GOAL:
How many lines of these entries hold the string "Street"? Answer with the number alone.

GIVEN ENTRIES:
--------

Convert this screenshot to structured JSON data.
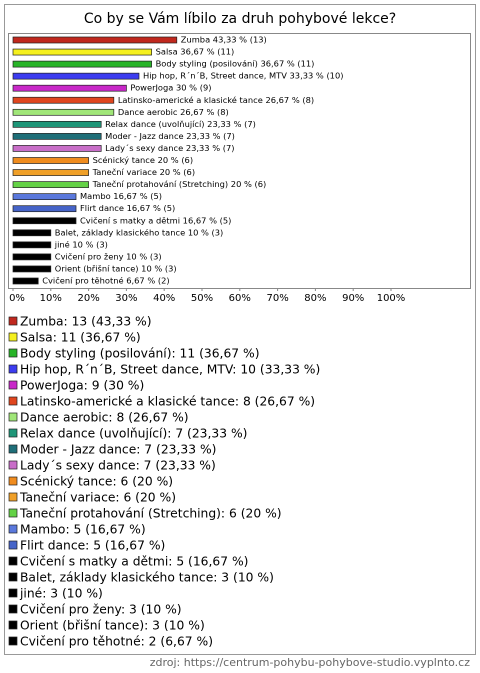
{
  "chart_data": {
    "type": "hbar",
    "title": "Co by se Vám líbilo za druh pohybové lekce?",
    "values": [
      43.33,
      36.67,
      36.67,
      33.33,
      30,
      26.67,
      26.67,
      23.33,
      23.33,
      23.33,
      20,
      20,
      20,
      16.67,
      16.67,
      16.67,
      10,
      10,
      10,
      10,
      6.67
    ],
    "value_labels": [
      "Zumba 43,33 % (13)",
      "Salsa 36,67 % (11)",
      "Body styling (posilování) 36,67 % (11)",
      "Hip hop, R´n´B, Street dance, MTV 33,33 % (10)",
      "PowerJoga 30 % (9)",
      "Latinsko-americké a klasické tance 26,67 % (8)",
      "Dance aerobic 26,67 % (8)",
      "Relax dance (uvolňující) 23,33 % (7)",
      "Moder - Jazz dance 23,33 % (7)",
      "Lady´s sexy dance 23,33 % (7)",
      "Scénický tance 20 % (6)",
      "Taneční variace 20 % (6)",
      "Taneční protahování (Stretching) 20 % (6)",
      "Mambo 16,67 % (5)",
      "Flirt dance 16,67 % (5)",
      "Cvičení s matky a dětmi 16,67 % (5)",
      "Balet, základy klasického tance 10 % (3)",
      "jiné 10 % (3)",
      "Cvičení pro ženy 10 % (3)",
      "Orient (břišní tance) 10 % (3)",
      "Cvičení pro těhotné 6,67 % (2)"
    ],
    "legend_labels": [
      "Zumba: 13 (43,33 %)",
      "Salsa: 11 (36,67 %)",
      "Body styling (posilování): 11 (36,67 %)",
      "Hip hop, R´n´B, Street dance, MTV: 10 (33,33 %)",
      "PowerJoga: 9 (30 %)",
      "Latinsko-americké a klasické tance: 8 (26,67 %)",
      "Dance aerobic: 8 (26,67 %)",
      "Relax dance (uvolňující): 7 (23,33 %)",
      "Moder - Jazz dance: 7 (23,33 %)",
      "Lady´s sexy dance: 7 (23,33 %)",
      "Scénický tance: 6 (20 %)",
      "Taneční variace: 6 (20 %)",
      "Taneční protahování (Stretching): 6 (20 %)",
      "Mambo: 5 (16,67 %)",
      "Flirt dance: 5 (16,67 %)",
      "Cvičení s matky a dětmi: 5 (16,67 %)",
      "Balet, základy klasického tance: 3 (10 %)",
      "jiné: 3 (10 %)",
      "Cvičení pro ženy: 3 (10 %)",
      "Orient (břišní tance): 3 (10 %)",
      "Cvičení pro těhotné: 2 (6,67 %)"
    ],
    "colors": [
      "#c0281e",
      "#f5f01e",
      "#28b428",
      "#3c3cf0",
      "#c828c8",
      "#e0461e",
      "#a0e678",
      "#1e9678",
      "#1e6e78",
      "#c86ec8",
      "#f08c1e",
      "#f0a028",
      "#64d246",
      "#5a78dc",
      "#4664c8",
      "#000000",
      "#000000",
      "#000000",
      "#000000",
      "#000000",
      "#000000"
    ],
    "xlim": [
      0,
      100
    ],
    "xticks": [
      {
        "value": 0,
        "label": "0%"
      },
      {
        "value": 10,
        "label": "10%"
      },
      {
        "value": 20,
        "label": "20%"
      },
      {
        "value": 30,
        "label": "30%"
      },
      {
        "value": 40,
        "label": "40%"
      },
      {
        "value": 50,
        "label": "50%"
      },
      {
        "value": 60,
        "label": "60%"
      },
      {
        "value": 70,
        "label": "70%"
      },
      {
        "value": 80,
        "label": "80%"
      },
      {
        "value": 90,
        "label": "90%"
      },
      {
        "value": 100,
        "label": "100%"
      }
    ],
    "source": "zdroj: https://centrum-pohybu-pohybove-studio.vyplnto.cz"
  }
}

--------

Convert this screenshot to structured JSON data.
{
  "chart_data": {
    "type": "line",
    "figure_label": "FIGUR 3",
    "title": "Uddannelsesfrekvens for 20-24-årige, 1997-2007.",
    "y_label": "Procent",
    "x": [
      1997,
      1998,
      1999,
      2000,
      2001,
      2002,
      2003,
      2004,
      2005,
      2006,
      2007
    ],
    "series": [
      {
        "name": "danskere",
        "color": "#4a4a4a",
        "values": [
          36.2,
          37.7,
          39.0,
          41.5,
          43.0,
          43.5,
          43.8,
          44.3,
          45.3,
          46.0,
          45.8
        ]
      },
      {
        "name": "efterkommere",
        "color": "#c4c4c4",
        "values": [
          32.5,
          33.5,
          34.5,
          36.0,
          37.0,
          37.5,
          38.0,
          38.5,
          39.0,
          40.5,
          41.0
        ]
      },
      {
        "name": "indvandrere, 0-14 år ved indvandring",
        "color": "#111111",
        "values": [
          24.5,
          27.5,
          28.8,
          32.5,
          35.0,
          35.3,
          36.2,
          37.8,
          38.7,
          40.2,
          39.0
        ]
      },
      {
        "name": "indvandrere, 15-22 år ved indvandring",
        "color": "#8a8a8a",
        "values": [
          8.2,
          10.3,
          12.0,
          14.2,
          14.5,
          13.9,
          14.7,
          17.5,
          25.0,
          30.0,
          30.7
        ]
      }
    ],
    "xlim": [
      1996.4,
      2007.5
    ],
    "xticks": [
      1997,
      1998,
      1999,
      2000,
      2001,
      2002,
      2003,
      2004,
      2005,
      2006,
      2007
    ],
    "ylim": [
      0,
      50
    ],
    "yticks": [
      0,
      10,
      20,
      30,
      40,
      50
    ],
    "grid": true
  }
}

--------

RESPONSE BELOW:
2